Aim of the exercise: Keep the images out and copy every entry below exactly.
++++++++++++++++++++
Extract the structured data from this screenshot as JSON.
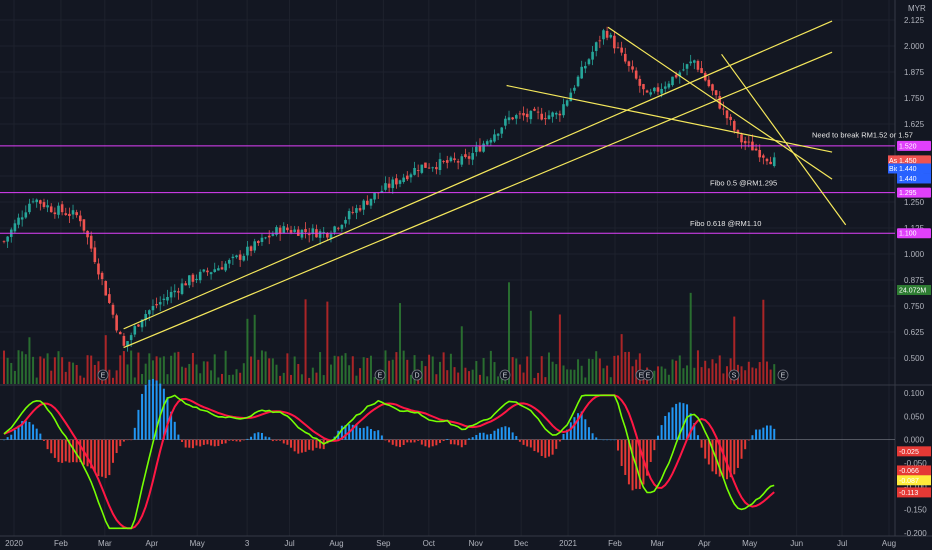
{
  "currency": "MYR",
  "colors": {
    "background": "#131722",
    "up": "#26a69a",
    "down": "#ef5350",
    "trendline": "#f5e85c",
    "level": "#e040fb",
    "volume_up": "#2e7d32",
    "volume_down": "#c62828",
    "macd_line": "#76ff03",
    "signal_line": "#ff1744",
    "hist_pos": "#2196f3",
    "hist_neg": "#e53935"
  },
  "chart_data": [
    {
      "type": "candlestick",
      "title": "",
      "x_tick_labels": [
        "2020",
        "Feb",
        "Mar",
        "Apr",
        "May",
        "3",
        "Jul",
        "Aug",
        "Sep",
        "Oct",
        "Nov",
        "Dec",
        "2021",
        "Feb",
        "Mar",
        "Apr",
        "May",
        "Jun",
        "Jul",
        "Aug"
      ],
      "y_tick_labels": [
        "2.125",
        "2.000",
        "1.875",
        "1.750",
        "1.625",
        "1.375",
        "1.250",
        "1.125",
        "1.000",
        "0.875",
        "0.750",
        "0.625",
        "0.500"
      ],
      "ylim": [
        0.375,
        2.175
      ],
      "price_path": [
        {
          "month": "2020-01",
          "price": 1.06
        },
        {
          "month": "2020-01-20",
          "price": 1.27
        },
        {
          "month": "2020-02",
          "price": 1.22
        },
        {
          "month": "2020-02-20",
          "price": 1.18
        },
        {
          "month": "2020-03",
          "price": 0.98
        },
        {
          "month": "2020-03-20",
          "price": 0.55
        },
        {
          "month": "2020-04",
          "price": 0.7
        },
        {
          "month": "2020-05",
          "price": 0.87
        },
        {
          "month": "2020-06",
          "price": 0.97
        },
        {
          "month": "2020-07",
          "price": 1.12
        },
        {
          "month": "2020-08",
          "price": 1.1
        },
        {
          "month": "2020-09",
          "price": 1.28
        },
        {
          "month": "2020-10",
          "price": 1.42
        },
        {
          "month": "2020-11",
          "price": 1.45
        },
        {
          "month": "2020-12",
          "price": 1.66
        },
        {
          "month": "2021-01",
          "price": 1.67
        },
        {
          "month": "2021-02",
          "price": 2.08
        },
        {
          "month": "2021-03",
          "price": 1.75
        },
        {
          "month": "2021-04",
          "price": 1.93
        },
        {
          "month": "2021-05",
          "price": 1.55
        },
        {
          "month": "2021-05-25",
          "price": 1.44
        }
      ],
      "levels": [
        {
          "value": 1.52,
          "label": "1.520"
        },
        {
          "value": 1.295,
          "label": "1.295"
        },
        {
          "value": 1.1,
          "label": "1.100"
        }
      ],
      "price_tags": {
        "ask_label": "Ask",
        "ask_value": "1.450",
        "bid_label": "Bid",
        "bid_value": "1.440",
        "last_value": "1.440"
      },
      "annotations": [
        "Need to break RM1.52 or 1.57",
        "Fibo 0.5 @RM1.295",
        "Fibo 0.618 @RM1.10"
      ],
      "volume_tag": "24.072M",
      "event_markers": [
        "E",
        "E",
        "D",
        "E",
        "E",
        "E",
        "S",
        "E"
      ]
    },
    {
      "type": "macd",
      "y_tick_labels": [
        "0.100",
        "0.050",
        "0.000",
        "-0.050",
        "-0.100",
        "-0.150",
        "-0.200"
      ],
      "ylim": [
        -0.2,
        0.105
      ],
      "value_tags": [
        {
          "value": "-0.025",
          "color": "#e53935"
        },
        {
          "value": "-0.066",
          "color": "#e53935"
        },
        {
          "value": "-0.087",
          "color": "#ffeb3b"
        },
        {
          "value": "-0.113",
          "color": "#e53935"
        }
      ]
    }
  ]
}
++++++++++++++++++++
The result:
Extract the structured data from this screenshot as JSON.
{
  "currency": "MYR",
  "colors": {
    "background": "#131722",
    "up": "#26a69a",
    "down": "#ef5350",
    "trendline": "#f5e85c",
    "level": "#e040fb",
    "volume_up": "#2e7d32",
    "volume_down": "#c62828",
    "macd_line": "#76ff03",
    "signal_line": "#ff1744",
    "hist_pos": "#2196f3",
    "hist_neg": "#e53935"
  },
  "chart_data": [
    {
      "type": "candlestick",
      "title": "",
      "x_tick_labels": [
        "2020",
        "Feb",
        "Mar",
        "Apr",
        "May",
        "3",
        "Jul",
        "Aug",
        "Sep",
        "Oct",
        "Nov",
        "Dec",
        "2021",
        "Feb",
        "Mar",
        "Apr",
        "May",
        "Jun",
        "Jul",
        "Aug"
      ],
      "y_tick_labels": [
        "2.125",
        "2.000",
        "1.875",
        "1.750",
        "1.625",
        "1.375",
        "1.250",
        "1.125",
        "1.000",
        "0.875",
        "0.750",
        "0.625",
        "0.500"
      ],
      "ylim": [
        0.375,
        2.175
      ],
      "price_path": [
        {
          "month": "2020-01",
          "price": 1.06
        },
        {
          "month": "2020-01-20",
          "price": 1.27
        },
        {
          "month": "2020-02",
          "price": 1.22
        },
        {
          "month": "2020-02-20",
          "price": 1.18
        },
        {
          "month": "2020-03",
          "price": 0.98
        },
        {
          "month": "2020-03-20",
          "price": 0.55
        },
        {
          "month": "2020-04",
          "price": 0.7
        },
        {
          "month": "2020-05",
          "price": 0.87
        },
        {
          "month": "2020-06",
          "price": 0.97
        },
        {
          "month": "2020-07",
          "price": 1.12
        },
        {
          "month": "2020-08",
          "price": 1.1
        },
        {
          "month": "2020-09",
          "price": 1.28
        },
        {
          "month": "2020-10",
          "price": 1.42
        },
        {
          "month": "2020-11",
          "price": 1.45
        },
        {
          "month": "2020-12",
          "price": 1.66
        },
        {
          "month": "2021-01",
          "price": 1.67
        },
        {
          "month": "2021-02",
          "price": 2.08
        },
        {
          "month": "2021-03",
          "price": 1.75
        },
        {
          "month": "2021-04",
          "price": 1.93
        },
        {
          "month": "2021-05",
          "price": 1.55
        },
        {
          "month": "2021-05-25",
          "price": 1.44
        }
      ],
      "levels": [
        {
          "value": 1.52,
          "label": "1.520"
        },
        {
          "value": 1.295,
          "label": "1.295"
        },
        {
          "value": 1.1,
          "label": "1.100"
        }
      ],
      "price_tags": {
        "ask_label": "Ask",
        "ask_value": "1.450",
        "bid_label": "Bid",
        "bid_value": "1.440",
        "last_value": "1.440"
      },
      "annotations": [
        "Need to break RM1.52 or 1.57",
        "Fibo 0.5 @RM1.295",
        "Fibo 0.618 @RM1.10"
      ],
      "volume_tag": "24.072M",
      "event_markers": [
        "E",
        "E",
        "D",
        "E",
        "E",
        "E",
        "S",
        "E"
      ]
    },
    {
      "type": "macd",
      "y_tick_labels": [
        "0.100",
        "0.050",
        "0.000",
        "-0.050",
        "-0.100",
        "-0.150",
        "-0.200"
      ],
      "ylim": [
        -0.2,
        0.105
      ],
      "value_tags": [
        {
          "value": "-0.025",
          "color": "#e53935"
        },
        {
          "value": "-0.066",
          "color": "#e53935"
        },
        {
          "value": "-0.087",
          "color": "#ffeb3b"
        },
        {
          "value": "-0.113",
          "color": "#e53935"
        }
      ]
    }
  ]
}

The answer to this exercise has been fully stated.